**WHAT YOU ARE ASKED TO DO:** Write out the listing below in full and exactly, leaving out every picture.

Stored entries
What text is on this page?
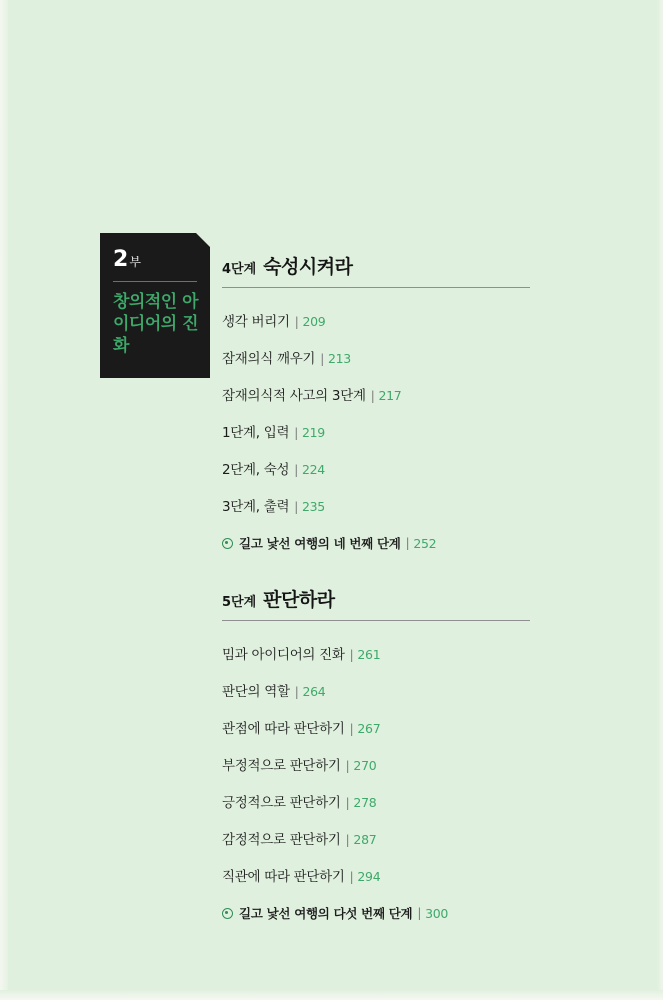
2부
창의적인 아이디어의 진화
4단계 숙성시켜라
생각 버리기 | 209
잠재의식 깨우기 | 213
잠재의식적 사고의 3단계 | 217
1단계, 입력 | 219
2단계, 숙성 | 224
3단계, 출력 | 235
길고 낯선 여행의 네 번째 단계 | 252
5단계 판단하라
밈과 아이디어의 진화 | 261
판단의 역할 | 264
관점에 따라 판단하기 | 267
부정적으로 판단하기 | 270
긍정적으로 판단하기 | 278
감정적으로 판단하기 | 287
직관에 따라 판단하기 | 294
길고 낯선 여행의 다섯 번째 단계 | 300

**TASK RESULT:**
What text is on this page?
2부
창의적인 아이디어의 진화
4단계 숙성시켜라
생각 버리기 | 209
잠재의식 깨우기 | 213
잠재의식적 사고의 3단계 | 217
1단계, 입력 | 219
2단계, 숙성 | 224
3단계, 출력 | 235
길고 낯선 여행의 네 번째 단계 | 252
5단계 판단하라
밈과 아이디어의 진화 | 261
판단의 역할 | 264
관점에 따라 판단하기 | 267
부정적으로 판단하기 | 270
긍정적으로 판단하기 | 278
감정적으로 판단하기 | 287
직관에 따라 판단하기 | 294
길고 낯선 여행의 다섯 번째 단계 | 300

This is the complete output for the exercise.